February 19, 2023 | Author: Hafiz, CTO at Enygma

From the past 3 decades (from the 90s), AI has started to be more and more popular, following the boom of hardware technology that keeps evolving to larger storage, larger memory, faster speed, and lower price. Until now, there are a lot of ML models proposed by research papers around the world to the point that it become "obsolete" just after months of releasing. But "obsolete" is not the best term to use for this scenario, each models have its own strength and weakness from various aspects and there is a wide spectrum that we can look at to choose the right model.

What is Your Model Constraint?

Before we can choose our model, we first need to understand the project requirements. And from there we can extract the constraints. These are some of the important ones:

Accuracy

Does your model need to be super accurate in order to have a reliable system? Can it tolerate some false positives? Can it tolerate some false negatives? Does 70% of accuracy enough? Or does it needs to be >80%? Or perhap >90%?

Obviously, the higher the better. But sometimes we don't have that privilege to get super high accuracy, especially in certain situations where the data is limited, or in some cases the label could also be vague and subject to interpretations. It is important to identify what is the end-goal threshold.

----

**Directive A**
According to the model-selection article, what does hardware technology keep evolving toward?
**Directive B**
For each statement, say whether it agrees with the model-selection article, and quote the article's deciding words:
(i) Super high accuracy can always be obtained.
(ii) The constraints are extracted from the project requirements.
(iii) "Obsolete" is the best term for models that are superseded months after release.
**Directive C**
Rewrite the paragraph of the model-selection article that begins "Obviously, the higher the better" as a bulleted list, keeping its main facts.

----

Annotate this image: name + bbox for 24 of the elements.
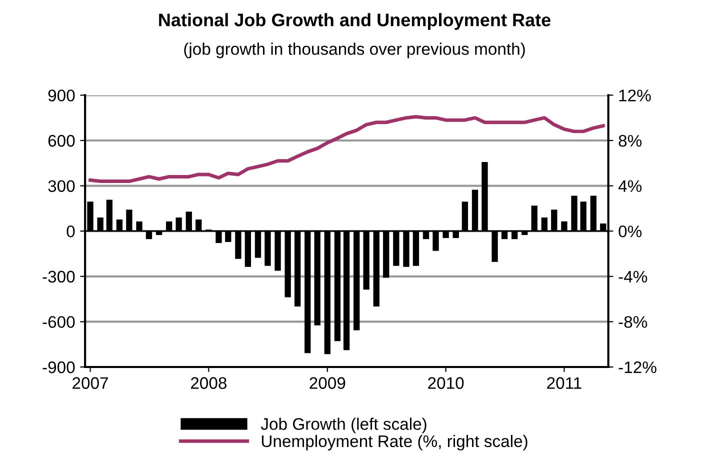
- x-tick-label: 2007: [72, 377, 108, 389]
- y-tick-label: 0: [66, 226, 75, 238]
- y2-tick-label: -8%: [618, 316, 648, 328]
- y2-tick-label: 4%: [618, 180, 642, 192]
- chart-title: National Job Growth and Unemployment Rate: [159, 13, 551, 30]
- y-tick-label: 600: [48, 134, 75, 147]
- y2-tick-label: -12%: [618, 361, 656, 374]
- x-tick-label: 2010: [428, 377, 464, 389]
- y-tick-label: 300: [48, 180, 75, 192]
- x-tick-label: 2009: [310, 377, 346, 389]
- legend-label: Job Growth (left scale): [260, 418, 426, 434]
- legend-label: Unemployment Rate (%, right scale): [262, 434, 528, 450]
- y-tick-label: -600: [42, 316, 75, 328]
- y2-tick-label: 8%: [618, 134, 642, 147]
- x-tick-label: 2008: [190, 377, 226, 389]
- x-tick-label: 2011: [547, 377, 582, 389]
- y-tick-label: 900: [48, 90, 75, 102]
- y-tick-label: -900: [42, 361, 75, 374]
- y2-tick-label: -4%: [618, 270, 648, 283]
- line-series: [88, 114, 605, 184]
- y2-tick-label: 0%: [618, 226, 642, 238]
- y2-tick-label: 12%: [619, 90, 651, 102]
- y-tick-label: -300: [42, 270, 75, 283]
- chart-subtitle: (job growth in thousands over previous month): [184, 42, 525, 58]
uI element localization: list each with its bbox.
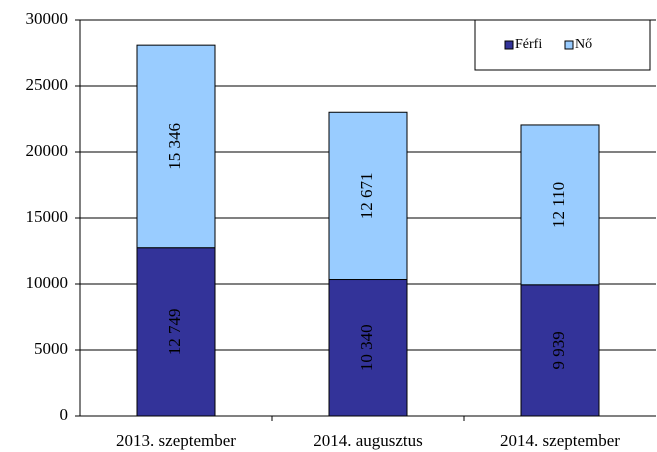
data-label: 10 340 — [357, 324, 376, 371]
data-label: 15 346 — [165, 123, 184, 170]
bar-segment — [136, 247, 216, 417]
data-label: 9 939 — [549, 331, 568, 369]
bar-segment — [328, 279, 408, 417]
y-tick-label: 0 — [60, 405, 69, 424]
y-tick-label: 25000 — [26, 75, 69, 94]
y-tick-label: 5000 — [34, 339, 68, 358]
legend: Férfi Nő — [474, 19, 651, 71]
legend-box — [474, 19, 651, 71]
y-tick-label: 30000 — [26, 9, 69, 28]
legend-label: Nő — [575, 37, 592, 52]
bar-segment — [520, 124, 600, 286]
data-label: 12 671 — [357, 173, 376, 220]
bar-segment — [328, 111, 408, 281]
x-tick-label: 2014. augusztus — [313, 431, 423, 450]
y-tick-label: 20000 — [26, 141, 69, 160]
legend-swatch — [564, 40, 574, 50]
legend-swatch — [504, 40, 514, 50]
data-label: 12 749 — [165, 308, 184, 355]
bar-segment — [136, 44, 216, 249]
x-tick-label: 2013. szeptember — [116, 431, 236, 450]
x-tick-label: 2014. szeptember — [500, 431, 620, 450]
y-tick-label: 15000 — [26, 207, 69, 226]
legend-label: Férfi — [515, 37, 542, 52]
y-tick-label: 10000 — [26, 273, 69, 292]
data-label: 12 110 — [549, 182, 568, 228]
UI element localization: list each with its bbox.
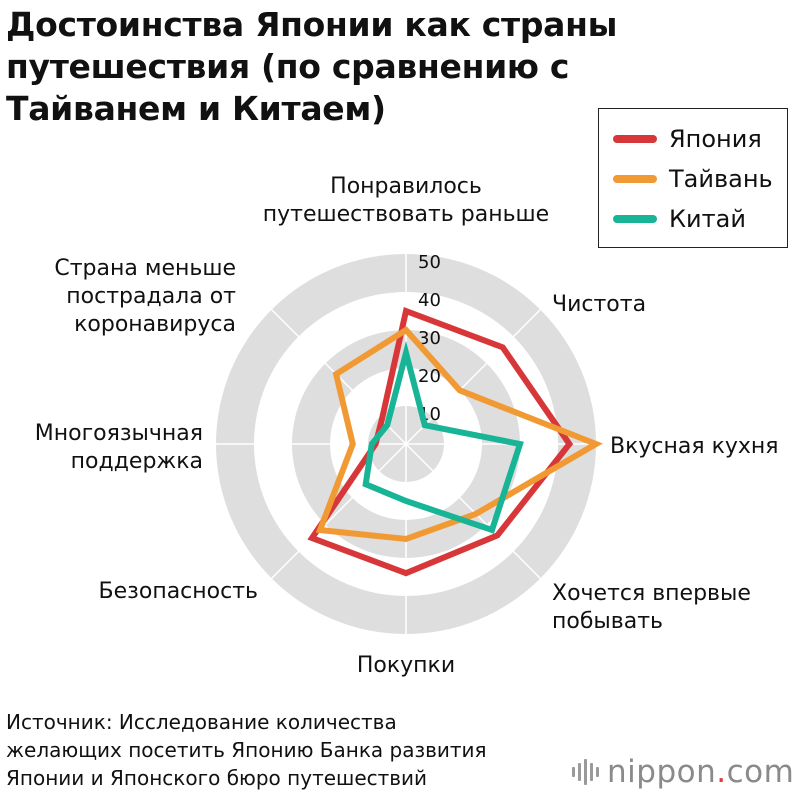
series-line-taiwan xyxy=(315,326,603,543)
legend-swatch-china xyxy=(613,215,657,223)
legend-item-taiwan: Тайвань xyxy=(613,161,773,197)
legend-swatch-taiwan xyxy=(613,175,657,183)
radar-spoke xyxy=(405,309,541,445)
radar-spoke xyxy=(271,443,407,579)
title-line: Достоинства Японии как страны xyxy=(6,5,618,44)
legend-label-china: Китай xyxy=(669,205,746,233)
axis-label: Страна меньше пострадала от коронавируса xyxy=(54,256,236,337)
radar-spoke xyxy=(405,443,541,579)
radial-tick-label: 40 xyxy=(418,290,441,311)
legend-label-japan: Япония xyxy=(669,125,762,153)
radial-tick-label: 30 xyxy=(418,328,441,349)
series-line-japan xyxy=(307,306,574,577)
title-line: путешествия (по сравнению с xyxy=(6,47,570,86)
axis-label: Многоязычная поддержка xyxy=(35,421,203,474)
axis-label: Безопасность xyxy=(99,579,258,604)
axis-label: Понравилось путешествовать раньше xyxy=(263,174,549,227)
series-line-china xyxy=(362,340,524,534)
axis-label: Вкусная кухня xyxy=(610,434,779,459)
radial-tick-label: 50 xyxy=(418,252,441,273)
logo-bars-icon xyxy=(572,759,599,785)
legend-label-taiwan: Тайвань xyxy=(669,165,773,193)
source-line: Источник: Исследование количества xyxy=(6,710,397,734)
radial-tick-label: 20 xyxy=(418,366,441,387)
source-line: Японии и Японского бюро путешествий xyxy=(6,766,428,790)
chart-title: Достоинства Японии как страны путешестви… xyxy=(6,4,706,130)
legend-item-japan: Япония xyxy=(613,121,762,157)
title-line: Тайванем и Китаем) xyxy=(6,89,386,128)
legend-item-china: Китай xyxy=(613,201,746,237)
axis-label: Чистота xyxy=(552,292,646,317)
axis-label: Хочется впервые побывать xyxy=(552,581,751,634)
legend: Япония Тайвань Китай xyxy=(598,108,788,248)
nippon-logo: nippon.com xyxy=(572,752,794,792)
logo-text: nippon.com xyxy=(607,754,795,790)
source-line: желающих посетить Японию Банка развития xyxy=(6,738,487,762)
legend-swatch-japan xyxy=(613,135,657,143)
axis-label: Покупки xyxy=(357,653,455,678)
source-note: Источник: Исследование количества желающ… xyxy=(6,708,566,792)
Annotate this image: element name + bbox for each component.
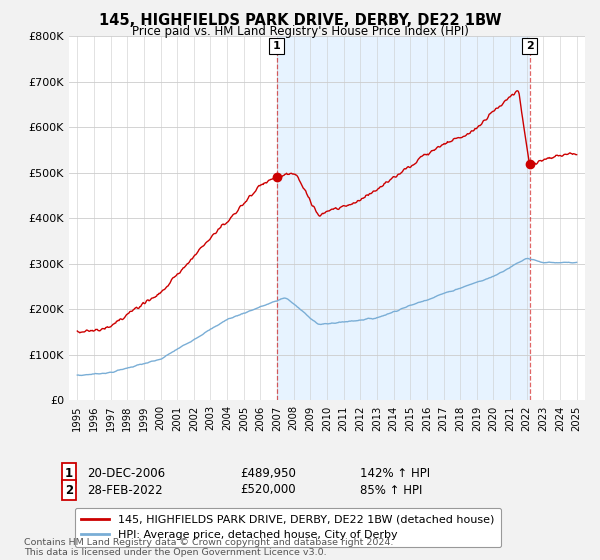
Text: 85% ↑ HPI: 85% ↑ HPI [360, 483, 422, 497]
Text: Contains HM Land Registry data © Crown copyright and database right 2024.
This d: Contains HM Land Registry data © Crown c… [24, 538, 394, 557]
Text: 145, HIGHFIELDS PARK DRIVE, DERBY, DE22 1BW: 145, HIGHFIELDS PARK DRIVE, DERBY, DE22 … [99, 13, 501, 28]
Text: 1: 1 [65, 466, 73, 480]
Text: 1: 1 [272, 41, 280, 51]
Bar [277, 36, 530, 400]
Text: 28-FEB-2022: 28-FEB-2022 [87, 483, 163, 497]
Text: £520,000: £520,000 [240, 483, 296, 497]
Text: 2: 2 [526, 41, 533, 51]
Legend: 145, HIGHFIELDS PARK DRIVE, DERBY, DE22 1BW (detached house), HPI: Average price: 145, HIGHFIELDS PARK DRIVE, DERBY, DE22 … [74, 508, 501, 547]
Text: 142% ↑ HPI: 142% ↑ HPI [360, 466, 430, 480]
Text: Price paid vs. HM Land Registry's House Price Index (HPI): Price paid vs. HM Land Registry's House … [131, 25, 469, 38]
Text: 2: 2 [65, 483, 73, 497]
Text: 20-DEC-2006: 20-DEC-2006 [87, 466, 165, 480]
Text: £489,950: £489,950 [240, 466, 296, 480]
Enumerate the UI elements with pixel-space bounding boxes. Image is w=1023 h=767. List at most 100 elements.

----

**Worked solution A**
Larger storage, larger memory, faster speed, and lower price.

**Worked solution B**
(i) No: "But sometimes we don't have that privilege to get super high accuracy"
(ii) Yes: "we first need to understand the project requirements. And from there we can extract the constraints."
(iii) No: "But "obsolete" is not the best term to use for this scenario"

**Worked solution C**
- Higher accuracy is better.
- Very high accuracy is not always achievable, especially when data is limited or labels are vague and open to interpretation.
- It is important to identify the end-goal threshold.